■ Dataset content:
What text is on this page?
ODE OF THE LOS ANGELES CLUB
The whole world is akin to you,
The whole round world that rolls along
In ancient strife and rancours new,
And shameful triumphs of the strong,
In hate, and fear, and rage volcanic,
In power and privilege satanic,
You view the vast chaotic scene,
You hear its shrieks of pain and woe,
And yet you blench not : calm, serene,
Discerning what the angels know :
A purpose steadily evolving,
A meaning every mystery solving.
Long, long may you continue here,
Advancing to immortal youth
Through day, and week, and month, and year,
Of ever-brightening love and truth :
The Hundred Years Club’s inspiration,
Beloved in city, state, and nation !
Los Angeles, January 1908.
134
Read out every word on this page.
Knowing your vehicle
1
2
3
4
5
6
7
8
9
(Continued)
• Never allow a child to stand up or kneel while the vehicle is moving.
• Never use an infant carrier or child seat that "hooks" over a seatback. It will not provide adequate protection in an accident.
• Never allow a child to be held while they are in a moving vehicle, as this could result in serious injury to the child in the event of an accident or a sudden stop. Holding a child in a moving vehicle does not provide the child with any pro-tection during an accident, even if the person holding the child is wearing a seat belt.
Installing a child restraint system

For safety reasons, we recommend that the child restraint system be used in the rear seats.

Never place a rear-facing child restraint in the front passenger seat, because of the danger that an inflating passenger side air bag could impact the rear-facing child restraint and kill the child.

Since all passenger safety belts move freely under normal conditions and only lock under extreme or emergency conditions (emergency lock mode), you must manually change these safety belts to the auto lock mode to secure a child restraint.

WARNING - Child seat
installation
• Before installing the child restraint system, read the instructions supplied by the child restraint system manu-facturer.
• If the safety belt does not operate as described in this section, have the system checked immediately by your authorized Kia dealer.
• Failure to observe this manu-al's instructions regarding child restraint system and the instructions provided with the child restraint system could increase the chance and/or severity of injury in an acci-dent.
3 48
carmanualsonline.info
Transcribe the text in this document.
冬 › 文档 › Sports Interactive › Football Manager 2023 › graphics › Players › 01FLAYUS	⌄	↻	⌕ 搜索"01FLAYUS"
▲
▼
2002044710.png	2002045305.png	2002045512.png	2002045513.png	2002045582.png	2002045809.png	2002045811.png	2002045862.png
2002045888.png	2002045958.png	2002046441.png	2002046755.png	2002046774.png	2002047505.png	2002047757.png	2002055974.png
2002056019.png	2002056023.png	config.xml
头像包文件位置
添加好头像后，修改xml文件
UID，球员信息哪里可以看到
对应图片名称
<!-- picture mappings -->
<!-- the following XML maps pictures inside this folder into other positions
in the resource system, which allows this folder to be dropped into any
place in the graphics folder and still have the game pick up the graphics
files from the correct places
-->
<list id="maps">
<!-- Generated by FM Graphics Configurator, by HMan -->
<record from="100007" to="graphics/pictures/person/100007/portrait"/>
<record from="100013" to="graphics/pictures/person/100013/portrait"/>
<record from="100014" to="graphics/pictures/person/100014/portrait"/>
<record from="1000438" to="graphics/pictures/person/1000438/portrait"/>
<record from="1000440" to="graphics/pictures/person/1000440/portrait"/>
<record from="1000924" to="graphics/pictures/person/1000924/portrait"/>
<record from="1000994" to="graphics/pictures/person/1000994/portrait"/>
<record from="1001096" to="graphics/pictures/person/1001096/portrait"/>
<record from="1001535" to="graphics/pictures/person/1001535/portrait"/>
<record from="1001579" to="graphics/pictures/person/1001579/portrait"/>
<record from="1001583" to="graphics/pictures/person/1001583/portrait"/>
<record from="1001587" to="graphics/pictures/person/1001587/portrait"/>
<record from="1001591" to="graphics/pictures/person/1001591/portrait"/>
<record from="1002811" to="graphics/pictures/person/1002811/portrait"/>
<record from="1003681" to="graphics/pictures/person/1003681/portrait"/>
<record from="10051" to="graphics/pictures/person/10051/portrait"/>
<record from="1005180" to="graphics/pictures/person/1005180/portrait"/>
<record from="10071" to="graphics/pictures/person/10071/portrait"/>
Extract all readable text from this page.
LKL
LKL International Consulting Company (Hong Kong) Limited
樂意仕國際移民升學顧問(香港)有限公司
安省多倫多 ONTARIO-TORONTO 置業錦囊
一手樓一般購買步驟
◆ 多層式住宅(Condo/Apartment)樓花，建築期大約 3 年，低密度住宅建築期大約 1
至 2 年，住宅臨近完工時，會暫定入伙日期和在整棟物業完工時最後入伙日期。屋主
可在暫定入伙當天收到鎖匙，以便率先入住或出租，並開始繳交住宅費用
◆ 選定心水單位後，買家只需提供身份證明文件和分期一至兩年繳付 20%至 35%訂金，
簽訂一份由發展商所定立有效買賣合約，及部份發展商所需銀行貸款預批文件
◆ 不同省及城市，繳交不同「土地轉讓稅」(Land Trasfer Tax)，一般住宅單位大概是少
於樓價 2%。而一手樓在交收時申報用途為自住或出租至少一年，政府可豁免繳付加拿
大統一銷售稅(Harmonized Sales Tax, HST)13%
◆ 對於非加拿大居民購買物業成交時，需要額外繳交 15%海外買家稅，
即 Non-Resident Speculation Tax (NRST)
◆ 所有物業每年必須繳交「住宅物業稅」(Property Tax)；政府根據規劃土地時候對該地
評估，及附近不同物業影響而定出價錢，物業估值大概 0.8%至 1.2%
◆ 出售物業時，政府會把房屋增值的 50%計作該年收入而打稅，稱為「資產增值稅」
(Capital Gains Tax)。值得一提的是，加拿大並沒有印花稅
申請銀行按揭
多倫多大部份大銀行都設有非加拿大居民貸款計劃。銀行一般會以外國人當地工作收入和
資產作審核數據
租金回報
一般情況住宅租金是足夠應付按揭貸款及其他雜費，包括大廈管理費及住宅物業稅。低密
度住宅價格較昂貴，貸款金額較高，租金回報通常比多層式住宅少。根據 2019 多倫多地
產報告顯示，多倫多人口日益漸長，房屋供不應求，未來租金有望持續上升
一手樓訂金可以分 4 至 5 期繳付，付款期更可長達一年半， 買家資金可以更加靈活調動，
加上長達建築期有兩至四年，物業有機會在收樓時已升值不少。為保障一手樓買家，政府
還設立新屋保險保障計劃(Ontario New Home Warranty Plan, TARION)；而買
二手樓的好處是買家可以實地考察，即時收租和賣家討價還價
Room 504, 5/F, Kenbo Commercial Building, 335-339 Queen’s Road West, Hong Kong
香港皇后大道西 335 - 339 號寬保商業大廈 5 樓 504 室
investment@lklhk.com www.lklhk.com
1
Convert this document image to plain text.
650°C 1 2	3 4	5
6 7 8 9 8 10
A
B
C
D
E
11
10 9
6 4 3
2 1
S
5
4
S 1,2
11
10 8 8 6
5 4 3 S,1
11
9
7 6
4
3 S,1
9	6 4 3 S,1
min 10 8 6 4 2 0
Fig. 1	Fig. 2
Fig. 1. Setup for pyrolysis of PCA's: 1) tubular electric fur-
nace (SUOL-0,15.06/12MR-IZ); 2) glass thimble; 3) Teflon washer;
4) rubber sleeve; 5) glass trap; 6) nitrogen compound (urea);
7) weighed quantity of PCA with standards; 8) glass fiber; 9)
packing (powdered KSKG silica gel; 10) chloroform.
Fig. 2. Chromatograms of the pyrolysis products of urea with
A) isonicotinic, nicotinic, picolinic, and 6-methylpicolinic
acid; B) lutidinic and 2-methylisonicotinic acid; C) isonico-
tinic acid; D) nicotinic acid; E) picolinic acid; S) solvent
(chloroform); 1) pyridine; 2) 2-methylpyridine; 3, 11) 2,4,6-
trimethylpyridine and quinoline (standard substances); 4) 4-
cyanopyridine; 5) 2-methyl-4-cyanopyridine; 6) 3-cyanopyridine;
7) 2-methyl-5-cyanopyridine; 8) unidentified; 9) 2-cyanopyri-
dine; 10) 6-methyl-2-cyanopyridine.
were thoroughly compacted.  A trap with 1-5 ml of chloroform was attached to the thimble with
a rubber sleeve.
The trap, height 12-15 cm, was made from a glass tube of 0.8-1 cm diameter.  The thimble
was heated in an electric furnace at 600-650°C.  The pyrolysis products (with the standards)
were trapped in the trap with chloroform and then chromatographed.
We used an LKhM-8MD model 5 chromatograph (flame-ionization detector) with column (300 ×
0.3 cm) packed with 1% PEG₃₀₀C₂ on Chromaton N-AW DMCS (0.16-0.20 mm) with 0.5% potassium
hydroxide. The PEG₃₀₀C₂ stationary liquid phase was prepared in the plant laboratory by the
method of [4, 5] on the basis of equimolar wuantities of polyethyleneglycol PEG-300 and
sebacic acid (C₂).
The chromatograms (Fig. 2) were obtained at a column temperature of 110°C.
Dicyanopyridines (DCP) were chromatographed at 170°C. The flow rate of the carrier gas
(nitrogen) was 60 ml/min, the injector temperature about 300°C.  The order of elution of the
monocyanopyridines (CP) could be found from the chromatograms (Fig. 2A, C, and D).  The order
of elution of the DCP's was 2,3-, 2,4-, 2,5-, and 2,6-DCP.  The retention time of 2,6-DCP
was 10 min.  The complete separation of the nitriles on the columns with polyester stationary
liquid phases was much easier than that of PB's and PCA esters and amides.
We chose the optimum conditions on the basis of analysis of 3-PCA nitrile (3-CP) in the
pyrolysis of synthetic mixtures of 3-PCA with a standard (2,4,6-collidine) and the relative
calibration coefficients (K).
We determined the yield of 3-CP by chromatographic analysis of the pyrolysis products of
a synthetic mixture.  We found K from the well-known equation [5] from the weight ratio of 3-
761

■ What is expected: Select and copy every line of the listing with the word "found".

■ Reply to the task:
monocyanopyridines (CP) could be found from the chromatograms (Fig. 2A, C, and D).  The order
a synthetic mixture.  We found K from the well-known equation [5] from the weight ratio of 3-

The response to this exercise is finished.